_Seitenauszug_.
========================================

# Fliegenfischen an der Ruhr



## putschii (14. Dezember 2016)

Huhu,

Ich habe noch nie mit der Fliege geangelt, aber interessiere mich stark dafür. Der Gedanke einen Fisch mit selbst gebastelten Ködern zu fangen, finde ich sehr verlockend  Würde es in Zukunft gerne erlernen, aber möchte mich erstmal erkundigen, ob man mit der Fliege gut an der Ruhr angeln kann? Würde die obere Ruhr dann ab und an statt mit meiner Spinnrute gerne mit der Fliege befischen.

LG


----------



## platzmann (14. Dezember 2016)

*AW: Fliegenfischen an der Ruhr*

Hi Putschii,

grundsätzlich kannst du jedes Gewässer mit der Fliegenrute beangeln. Mit Nymphen auf Weißfisch z.B. ist im Moment super. Mit Streamer auf Barsch oder Hecht macht auch Laune. Du musst halt nur genug Platz haben und von Vorteil ist wenn man werfen kann. Ich habe auch vor 1/2 Jahr mit dem Fliegenfischen begonnen und bin noch immer hellauf begeistert.
Aber außer der Ruhr wird es bei dir doch noch andere Gewässer geben?

Grüße,  Stefan


----------



## Fyrdraca (14. Dezember 2016)

*AW: Fliegenfischen an der Ruhr*

Moin!

Die Ruhr ist super für die Fliegenfischerei!
Ich selbst befische die Strecke bei Neheim und finde die Ruhr echt Super!
Falls du noch  Fragen hast helfe ich dir gerne weiter!

========================================

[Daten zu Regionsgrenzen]

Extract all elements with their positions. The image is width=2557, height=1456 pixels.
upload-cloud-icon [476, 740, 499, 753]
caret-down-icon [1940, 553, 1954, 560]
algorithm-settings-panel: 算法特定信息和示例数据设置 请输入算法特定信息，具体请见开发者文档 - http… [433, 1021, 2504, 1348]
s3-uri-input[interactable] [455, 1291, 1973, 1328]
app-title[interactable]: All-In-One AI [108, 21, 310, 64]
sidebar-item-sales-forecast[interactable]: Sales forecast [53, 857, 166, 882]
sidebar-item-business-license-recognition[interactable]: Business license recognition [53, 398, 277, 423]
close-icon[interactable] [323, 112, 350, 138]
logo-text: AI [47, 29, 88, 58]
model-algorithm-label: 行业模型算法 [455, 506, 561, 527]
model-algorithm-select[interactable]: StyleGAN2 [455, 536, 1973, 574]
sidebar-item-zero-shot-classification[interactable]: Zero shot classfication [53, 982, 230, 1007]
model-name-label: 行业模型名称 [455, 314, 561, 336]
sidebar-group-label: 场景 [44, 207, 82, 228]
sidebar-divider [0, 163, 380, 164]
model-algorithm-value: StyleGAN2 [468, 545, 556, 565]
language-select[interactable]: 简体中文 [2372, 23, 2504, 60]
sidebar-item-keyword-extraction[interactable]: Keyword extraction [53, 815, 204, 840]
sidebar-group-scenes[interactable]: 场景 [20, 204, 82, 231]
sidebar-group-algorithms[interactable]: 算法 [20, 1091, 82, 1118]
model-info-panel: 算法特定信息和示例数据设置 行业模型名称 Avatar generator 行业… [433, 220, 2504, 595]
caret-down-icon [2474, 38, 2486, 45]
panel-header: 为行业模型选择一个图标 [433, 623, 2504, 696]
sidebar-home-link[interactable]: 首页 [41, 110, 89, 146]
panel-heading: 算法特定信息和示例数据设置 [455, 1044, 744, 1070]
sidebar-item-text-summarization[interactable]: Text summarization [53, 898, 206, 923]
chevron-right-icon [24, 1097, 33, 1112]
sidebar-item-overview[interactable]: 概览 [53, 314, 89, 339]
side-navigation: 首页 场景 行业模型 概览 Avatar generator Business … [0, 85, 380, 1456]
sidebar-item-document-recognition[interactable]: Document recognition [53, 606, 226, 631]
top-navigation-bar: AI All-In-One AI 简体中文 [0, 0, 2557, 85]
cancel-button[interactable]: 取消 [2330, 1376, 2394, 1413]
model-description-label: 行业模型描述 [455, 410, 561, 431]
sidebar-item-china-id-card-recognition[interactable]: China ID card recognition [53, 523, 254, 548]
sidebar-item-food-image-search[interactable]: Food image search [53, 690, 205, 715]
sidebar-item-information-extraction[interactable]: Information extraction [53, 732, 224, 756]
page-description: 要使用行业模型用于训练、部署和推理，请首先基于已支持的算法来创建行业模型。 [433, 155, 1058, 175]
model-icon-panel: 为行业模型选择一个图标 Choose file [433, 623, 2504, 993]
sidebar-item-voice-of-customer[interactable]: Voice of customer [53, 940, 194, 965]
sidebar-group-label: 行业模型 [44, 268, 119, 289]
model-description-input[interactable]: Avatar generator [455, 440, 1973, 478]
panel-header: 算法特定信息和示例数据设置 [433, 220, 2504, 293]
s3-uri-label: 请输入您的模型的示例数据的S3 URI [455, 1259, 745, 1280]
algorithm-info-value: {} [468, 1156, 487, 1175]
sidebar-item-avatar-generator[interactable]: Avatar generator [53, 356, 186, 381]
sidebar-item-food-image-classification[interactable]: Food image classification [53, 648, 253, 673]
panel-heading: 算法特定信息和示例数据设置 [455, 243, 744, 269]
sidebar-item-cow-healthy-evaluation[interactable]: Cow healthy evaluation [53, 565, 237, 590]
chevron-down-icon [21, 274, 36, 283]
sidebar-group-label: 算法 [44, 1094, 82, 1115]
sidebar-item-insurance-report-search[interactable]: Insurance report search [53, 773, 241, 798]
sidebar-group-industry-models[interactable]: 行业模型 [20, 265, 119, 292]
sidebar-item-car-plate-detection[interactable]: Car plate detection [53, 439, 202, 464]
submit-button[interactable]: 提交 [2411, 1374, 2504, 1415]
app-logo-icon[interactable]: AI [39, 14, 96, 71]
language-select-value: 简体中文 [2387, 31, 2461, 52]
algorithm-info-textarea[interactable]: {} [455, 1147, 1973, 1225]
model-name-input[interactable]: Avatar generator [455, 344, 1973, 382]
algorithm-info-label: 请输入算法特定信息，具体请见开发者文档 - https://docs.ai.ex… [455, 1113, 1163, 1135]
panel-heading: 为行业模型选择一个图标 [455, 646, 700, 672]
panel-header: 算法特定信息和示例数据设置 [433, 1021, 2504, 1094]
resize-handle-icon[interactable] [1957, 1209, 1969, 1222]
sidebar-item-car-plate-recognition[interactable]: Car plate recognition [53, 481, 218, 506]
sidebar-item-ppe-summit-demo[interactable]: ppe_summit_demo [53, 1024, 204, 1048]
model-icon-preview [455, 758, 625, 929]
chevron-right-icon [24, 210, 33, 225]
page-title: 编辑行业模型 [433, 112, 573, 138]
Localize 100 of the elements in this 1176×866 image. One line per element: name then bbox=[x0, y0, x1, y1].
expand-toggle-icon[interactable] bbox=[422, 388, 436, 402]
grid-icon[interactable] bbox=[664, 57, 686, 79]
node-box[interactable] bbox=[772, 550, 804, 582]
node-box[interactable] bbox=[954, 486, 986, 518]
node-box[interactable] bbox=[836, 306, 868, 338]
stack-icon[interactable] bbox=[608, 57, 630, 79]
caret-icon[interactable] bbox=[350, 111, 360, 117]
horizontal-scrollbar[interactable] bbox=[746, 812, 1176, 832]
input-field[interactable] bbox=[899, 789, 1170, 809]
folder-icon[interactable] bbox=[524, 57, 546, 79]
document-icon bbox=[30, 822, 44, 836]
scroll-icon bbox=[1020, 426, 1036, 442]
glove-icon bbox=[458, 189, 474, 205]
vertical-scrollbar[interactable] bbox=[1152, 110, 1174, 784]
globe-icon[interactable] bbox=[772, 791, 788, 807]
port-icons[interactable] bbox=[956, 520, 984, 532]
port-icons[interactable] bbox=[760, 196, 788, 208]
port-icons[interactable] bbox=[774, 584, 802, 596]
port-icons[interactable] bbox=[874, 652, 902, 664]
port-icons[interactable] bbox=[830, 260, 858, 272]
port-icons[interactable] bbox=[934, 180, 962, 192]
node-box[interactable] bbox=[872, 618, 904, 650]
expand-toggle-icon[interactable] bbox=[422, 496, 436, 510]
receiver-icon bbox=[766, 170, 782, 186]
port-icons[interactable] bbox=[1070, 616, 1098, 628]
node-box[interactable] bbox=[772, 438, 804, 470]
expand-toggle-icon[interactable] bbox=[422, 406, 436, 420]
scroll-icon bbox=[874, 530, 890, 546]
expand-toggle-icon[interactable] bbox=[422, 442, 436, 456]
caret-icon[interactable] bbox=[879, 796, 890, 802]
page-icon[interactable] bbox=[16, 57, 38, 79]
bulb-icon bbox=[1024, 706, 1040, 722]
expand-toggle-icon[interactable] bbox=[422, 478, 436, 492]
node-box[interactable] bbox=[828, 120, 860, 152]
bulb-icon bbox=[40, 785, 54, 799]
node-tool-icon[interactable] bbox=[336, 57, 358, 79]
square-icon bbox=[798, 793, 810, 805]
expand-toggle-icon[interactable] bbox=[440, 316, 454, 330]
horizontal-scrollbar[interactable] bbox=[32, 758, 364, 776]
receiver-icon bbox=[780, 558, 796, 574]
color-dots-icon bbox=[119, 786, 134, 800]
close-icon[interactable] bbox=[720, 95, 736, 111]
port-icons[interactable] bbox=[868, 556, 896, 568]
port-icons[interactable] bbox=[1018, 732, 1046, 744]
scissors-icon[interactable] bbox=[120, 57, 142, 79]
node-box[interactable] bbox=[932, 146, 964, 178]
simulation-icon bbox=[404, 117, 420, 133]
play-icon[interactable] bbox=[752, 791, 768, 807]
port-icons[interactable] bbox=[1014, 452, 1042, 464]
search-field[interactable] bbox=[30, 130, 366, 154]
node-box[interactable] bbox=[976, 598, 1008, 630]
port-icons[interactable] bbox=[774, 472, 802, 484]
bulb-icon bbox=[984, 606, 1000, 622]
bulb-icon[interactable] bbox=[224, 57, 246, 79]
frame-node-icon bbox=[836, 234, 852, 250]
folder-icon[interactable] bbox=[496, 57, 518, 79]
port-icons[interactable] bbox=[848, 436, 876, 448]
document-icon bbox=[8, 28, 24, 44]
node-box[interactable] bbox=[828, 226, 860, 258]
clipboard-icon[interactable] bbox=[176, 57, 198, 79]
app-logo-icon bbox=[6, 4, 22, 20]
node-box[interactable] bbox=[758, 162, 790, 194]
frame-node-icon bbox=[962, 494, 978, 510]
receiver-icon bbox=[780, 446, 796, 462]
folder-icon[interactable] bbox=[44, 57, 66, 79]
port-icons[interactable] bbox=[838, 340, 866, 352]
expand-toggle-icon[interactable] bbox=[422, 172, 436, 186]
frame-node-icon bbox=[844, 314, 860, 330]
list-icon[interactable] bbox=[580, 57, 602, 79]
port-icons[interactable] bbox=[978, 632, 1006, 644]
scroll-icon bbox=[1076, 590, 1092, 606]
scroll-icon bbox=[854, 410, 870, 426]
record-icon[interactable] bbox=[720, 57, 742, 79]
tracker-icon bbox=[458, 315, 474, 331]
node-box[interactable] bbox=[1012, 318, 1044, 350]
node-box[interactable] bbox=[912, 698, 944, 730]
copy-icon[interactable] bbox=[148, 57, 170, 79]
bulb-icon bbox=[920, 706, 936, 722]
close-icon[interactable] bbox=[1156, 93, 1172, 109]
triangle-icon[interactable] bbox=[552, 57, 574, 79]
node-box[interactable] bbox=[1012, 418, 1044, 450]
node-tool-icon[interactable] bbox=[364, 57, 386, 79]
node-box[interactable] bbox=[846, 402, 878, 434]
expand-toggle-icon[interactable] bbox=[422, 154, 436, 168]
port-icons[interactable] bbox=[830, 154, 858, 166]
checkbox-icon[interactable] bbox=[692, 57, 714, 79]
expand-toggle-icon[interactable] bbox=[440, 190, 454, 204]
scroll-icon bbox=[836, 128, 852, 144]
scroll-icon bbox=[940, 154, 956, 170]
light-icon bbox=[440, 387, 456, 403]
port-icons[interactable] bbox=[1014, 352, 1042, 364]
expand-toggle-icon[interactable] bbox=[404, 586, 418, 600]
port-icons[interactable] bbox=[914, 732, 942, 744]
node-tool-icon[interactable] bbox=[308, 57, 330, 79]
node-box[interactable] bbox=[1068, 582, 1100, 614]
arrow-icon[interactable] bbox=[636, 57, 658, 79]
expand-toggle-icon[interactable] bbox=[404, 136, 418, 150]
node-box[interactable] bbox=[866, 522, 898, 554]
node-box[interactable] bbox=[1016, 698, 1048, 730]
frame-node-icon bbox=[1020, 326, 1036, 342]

========================================

_Aufgaben zur Übung_.
(a) Gib aus der Auflistung die Zeilen unverändert aus, beginnend mit ihrer ersten Zeile und weiter bis einschließlich der Zeile mit „sidebar-group-label: 场景 [44, 207, 82, 228]“.
(b) Schreib den Forumsthread zum Fliegenfischen an der Ruhr im Anschluss an seinen letzten Satz weiter.

_Lösungen zur Übung_.
(a)
Extract all elements with their positions. The image is width=2557, height=1456 pixels.
upload-cloud-icon [476, 740, 499, 753]
caret-down-icon [1940, 553, 1954, 560]
algorithm-settings-panel: 算法特定信息和示例数据设置 请输入算法特定信息，具体请见开发者文档 - http… [433, 1021, 2504, 1348]
s3-uri-input[interactable] [455, 1291, 1973, 1328]
app-title[interactable]: All-In-One AI [108, 21, 310, 64]
sidebar-item-sales-forecast[interactable]: Sales forecast [53, 857, 166, 882]
sidebar-item-business-license-recognition[interactable]: Business license recognition [53, 398, 277, 423]
close-icon[interactable] [323, 112, 350, 138]
logo-text: AI [47, 29, 88, 58]
model-algorithm-label: 行业模型算法 [455, 506, 561, 527]
model-algorithm-select[interactable]: StyleGAN2 [455, 536, 1973, 574]
sidebar-item-zero-shot-classification[interactable]: Zero shot classfication [53, 982, 230, 1007]
model-name-label: 行业模型名称 [455, 314, 561, 336]
sidebar-group-label: 场景 [44, 207, 82, 228]

(b)
Gruß


----------



## Lajos1 (14. Dezember 2016)

*AW: Fliegenfischen an der Ruhr*

Hallo Putschii,

schön, daß Du Dich für das Fliegenfischen interessierst.
Was ich Dir aber unbedingt empfehlen würde, ist einen Kurs zu machen.
Da lernst Du ordentlich das Werfen und auch die Grundkenntnisse für das Fliegenbinden.

Petri Heil

Lajos


----------



## putschii (14. Dezember 2016)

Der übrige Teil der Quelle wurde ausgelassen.